-- START OF Data excerpts --

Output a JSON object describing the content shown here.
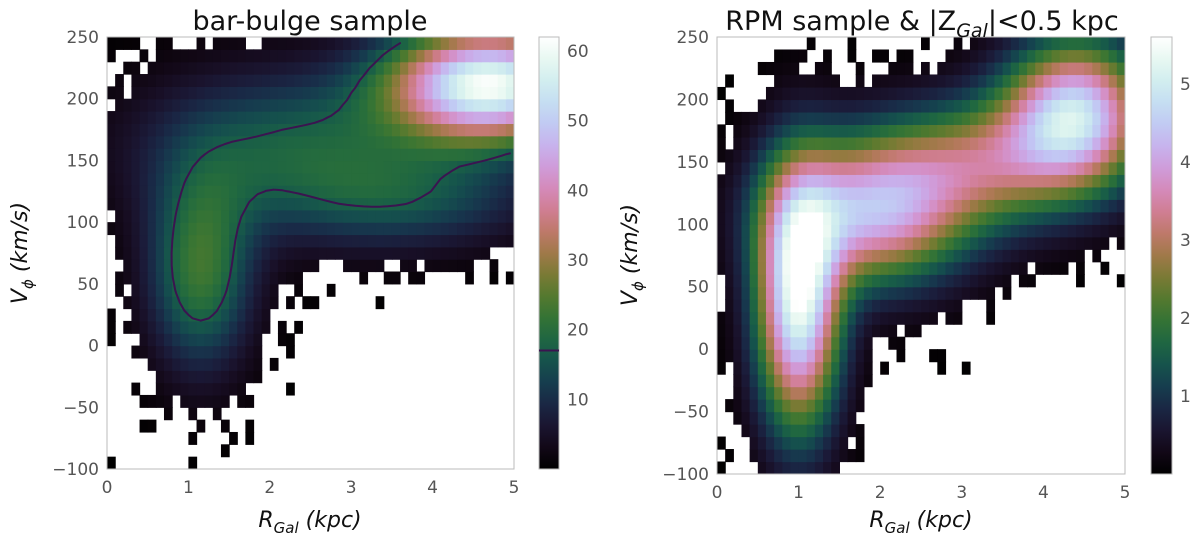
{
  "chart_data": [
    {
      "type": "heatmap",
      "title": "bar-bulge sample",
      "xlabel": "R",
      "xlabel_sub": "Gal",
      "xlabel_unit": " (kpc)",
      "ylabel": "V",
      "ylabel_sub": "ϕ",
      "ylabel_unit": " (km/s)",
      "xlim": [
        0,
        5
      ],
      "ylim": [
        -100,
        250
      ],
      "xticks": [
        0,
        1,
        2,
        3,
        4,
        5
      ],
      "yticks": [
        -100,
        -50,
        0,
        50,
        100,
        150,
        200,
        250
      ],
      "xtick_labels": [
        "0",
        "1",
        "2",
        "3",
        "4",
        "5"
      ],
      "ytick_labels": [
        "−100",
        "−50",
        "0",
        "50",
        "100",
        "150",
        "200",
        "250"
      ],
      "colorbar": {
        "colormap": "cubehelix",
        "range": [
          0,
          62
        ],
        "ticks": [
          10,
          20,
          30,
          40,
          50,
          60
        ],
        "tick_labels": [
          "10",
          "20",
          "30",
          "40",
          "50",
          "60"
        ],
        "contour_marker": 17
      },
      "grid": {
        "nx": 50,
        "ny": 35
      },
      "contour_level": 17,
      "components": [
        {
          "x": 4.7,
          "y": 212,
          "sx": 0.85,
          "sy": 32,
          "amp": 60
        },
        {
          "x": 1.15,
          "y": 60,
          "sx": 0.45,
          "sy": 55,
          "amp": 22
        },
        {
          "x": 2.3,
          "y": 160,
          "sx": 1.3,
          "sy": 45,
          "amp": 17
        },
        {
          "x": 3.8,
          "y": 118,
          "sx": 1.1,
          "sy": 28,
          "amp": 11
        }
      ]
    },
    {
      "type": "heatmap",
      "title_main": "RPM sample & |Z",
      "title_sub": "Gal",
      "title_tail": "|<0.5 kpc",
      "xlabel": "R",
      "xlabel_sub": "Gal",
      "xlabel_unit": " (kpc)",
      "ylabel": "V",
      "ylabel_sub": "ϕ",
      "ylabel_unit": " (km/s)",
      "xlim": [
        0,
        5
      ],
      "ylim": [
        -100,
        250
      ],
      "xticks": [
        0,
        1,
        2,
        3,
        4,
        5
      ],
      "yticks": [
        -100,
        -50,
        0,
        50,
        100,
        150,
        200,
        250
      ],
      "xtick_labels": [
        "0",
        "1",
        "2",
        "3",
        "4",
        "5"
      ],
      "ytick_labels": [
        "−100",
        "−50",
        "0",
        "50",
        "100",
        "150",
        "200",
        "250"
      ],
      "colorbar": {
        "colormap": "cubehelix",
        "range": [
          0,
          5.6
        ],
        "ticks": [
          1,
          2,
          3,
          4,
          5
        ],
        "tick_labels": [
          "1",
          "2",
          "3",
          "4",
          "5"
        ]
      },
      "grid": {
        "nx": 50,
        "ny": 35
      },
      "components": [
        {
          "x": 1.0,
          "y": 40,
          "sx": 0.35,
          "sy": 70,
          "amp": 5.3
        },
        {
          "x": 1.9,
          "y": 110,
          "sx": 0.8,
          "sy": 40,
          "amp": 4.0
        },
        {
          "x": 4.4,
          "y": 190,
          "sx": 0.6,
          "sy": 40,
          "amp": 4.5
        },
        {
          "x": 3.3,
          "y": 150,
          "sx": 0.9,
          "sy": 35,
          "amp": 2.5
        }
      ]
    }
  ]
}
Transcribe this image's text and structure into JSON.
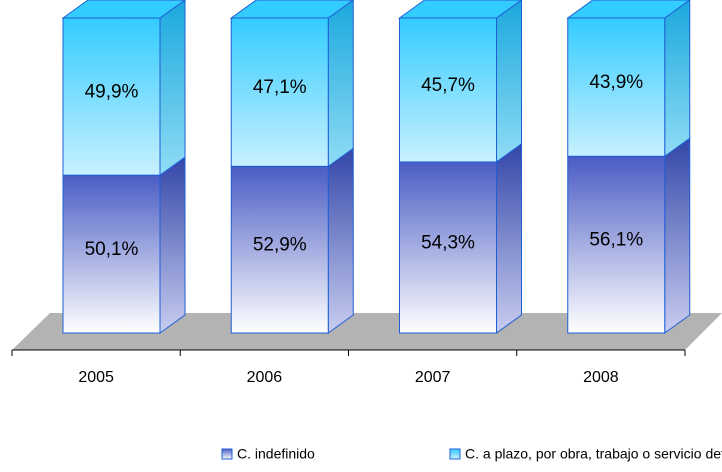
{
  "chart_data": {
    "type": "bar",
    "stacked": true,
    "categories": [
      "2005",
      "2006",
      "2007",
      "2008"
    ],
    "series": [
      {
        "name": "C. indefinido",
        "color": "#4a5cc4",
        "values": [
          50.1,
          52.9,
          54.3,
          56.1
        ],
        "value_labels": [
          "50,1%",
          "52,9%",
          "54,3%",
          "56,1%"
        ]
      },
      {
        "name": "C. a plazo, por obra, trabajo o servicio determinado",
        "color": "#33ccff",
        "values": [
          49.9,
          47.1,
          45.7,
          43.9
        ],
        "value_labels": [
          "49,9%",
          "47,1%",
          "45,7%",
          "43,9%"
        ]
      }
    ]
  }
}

-- END OF Data excerpts --
-- START OF Data excerpts --

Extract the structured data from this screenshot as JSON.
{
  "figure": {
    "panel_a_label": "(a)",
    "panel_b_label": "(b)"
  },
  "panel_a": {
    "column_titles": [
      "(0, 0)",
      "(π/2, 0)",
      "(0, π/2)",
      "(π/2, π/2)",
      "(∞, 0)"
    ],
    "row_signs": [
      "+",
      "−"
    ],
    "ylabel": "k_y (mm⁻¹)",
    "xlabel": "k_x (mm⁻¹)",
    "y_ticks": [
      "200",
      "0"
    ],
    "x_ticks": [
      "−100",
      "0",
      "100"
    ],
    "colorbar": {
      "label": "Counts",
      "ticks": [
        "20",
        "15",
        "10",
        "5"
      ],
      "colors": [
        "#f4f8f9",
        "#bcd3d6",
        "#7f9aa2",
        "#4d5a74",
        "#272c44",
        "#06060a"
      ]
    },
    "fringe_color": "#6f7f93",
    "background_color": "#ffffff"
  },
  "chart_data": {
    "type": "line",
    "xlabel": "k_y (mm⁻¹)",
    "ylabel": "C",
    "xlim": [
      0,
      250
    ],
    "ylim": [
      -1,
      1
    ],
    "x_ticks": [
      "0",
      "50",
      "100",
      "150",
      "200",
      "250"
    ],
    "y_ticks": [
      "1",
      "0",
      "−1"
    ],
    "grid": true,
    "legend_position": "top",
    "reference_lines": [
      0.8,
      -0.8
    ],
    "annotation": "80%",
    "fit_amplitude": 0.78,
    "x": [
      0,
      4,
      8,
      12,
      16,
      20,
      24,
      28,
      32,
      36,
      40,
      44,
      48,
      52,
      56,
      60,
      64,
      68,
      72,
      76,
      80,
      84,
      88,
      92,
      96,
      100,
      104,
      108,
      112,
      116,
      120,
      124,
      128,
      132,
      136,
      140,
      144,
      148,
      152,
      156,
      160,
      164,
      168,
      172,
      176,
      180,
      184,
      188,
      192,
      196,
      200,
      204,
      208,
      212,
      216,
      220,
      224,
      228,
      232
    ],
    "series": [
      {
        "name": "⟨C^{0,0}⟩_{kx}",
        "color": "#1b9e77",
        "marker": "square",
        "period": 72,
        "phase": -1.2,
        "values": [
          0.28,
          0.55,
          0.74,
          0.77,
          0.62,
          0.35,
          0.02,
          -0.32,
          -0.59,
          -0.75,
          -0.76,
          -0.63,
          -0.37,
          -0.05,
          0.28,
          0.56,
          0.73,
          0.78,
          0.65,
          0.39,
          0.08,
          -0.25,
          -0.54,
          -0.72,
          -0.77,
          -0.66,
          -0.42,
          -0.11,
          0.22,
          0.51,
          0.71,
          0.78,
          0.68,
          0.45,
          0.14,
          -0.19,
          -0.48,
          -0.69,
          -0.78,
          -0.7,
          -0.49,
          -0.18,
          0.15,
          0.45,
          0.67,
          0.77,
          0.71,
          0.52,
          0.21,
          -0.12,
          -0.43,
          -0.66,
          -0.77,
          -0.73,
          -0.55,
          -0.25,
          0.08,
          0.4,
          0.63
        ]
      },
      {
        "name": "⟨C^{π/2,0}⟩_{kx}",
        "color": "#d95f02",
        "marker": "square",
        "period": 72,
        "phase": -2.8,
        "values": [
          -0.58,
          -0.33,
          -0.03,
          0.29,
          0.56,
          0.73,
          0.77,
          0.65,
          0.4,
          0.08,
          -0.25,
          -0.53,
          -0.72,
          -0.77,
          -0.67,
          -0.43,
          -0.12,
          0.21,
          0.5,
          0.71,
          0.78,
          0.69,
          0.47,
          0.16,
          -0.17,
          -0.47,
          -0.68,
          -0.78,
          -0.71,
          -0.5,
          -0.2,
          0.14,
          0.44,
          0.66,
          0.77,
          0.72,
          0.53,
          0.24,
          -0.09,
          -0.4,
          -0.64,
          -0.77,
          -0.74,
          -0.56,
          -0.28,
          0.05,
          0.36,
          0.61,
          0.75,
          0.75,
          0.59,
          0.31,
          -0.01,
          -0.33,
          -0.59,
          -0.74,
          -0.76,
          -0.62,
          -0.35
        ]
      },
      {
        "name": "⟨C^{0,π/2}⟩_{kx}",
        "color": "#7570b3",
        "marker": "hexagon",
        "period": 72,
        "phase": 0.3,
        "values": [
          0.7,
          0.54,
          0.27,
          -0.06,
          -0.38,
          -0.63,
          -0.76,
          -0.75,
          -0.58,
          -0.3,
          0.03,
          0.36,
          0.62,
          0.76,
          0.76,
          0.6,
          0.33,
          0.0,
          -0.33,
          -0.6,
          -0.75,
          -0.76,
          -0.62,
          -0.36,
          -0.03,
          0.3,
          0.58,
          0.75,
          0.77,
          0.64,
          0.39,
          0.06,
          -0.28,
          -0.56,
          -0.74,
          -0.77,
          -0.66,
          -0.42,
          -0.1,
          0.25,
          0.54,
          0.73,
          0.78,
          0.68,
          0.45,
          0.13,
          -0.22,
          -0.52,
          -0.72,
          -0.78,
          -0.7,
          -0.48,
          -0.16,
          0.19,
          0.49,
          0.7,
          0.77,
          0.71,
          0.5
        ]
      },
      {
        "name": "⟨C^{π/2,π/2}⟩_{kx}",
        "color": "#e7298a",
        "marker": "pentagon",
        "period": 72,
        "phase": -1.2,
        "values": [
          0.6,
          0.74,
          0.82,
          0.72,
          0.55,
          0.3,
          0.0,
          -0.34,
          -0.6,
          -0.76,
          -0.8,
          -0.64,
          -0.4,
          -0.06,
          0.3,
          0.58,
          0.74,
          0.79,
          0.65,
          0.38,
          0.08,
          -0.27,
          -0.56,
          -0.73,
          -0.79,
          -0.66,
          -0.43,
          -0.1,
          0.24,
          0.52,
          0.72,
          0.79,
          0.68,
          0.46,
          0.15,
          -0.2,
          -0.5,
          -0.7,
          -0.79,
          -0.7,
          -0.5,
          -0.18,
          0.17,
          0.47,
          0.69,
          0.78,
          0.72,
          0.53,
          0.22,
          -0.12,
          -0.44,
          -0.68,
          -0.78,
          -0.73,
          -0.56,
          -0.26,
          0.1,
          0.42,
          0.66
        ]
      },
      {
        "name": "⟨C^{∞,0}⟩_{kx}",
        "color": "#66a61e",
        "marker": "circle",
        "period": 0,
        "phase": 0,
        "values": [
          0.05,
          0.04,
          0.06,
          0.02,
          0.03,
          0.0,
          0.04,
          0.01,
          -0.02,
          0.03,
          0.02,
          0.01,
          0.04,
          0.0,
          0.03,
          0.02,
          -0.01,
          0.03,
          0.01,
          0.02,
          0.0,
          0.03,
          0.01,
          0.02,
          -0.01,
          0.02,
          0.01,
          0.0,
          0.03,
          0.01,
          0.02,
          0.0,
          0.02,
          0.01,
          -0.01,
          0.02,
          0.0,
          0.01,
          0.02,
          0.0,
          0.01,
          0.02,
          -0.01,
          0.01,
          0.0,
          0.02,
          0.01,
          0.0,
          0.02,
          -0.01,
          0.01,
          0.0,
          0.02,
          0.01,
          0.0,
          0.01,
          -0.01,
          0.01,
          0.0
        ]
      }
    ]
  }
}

-- END OF Data excerpts --

→ **Aim**
Copy all lines above containing the string "JSON".

→ **Task response**
Output a JSON object describing the content shown here.
Transcribe this image's text and structure into JSON.
Extract the structured data from this screenshot as JSON.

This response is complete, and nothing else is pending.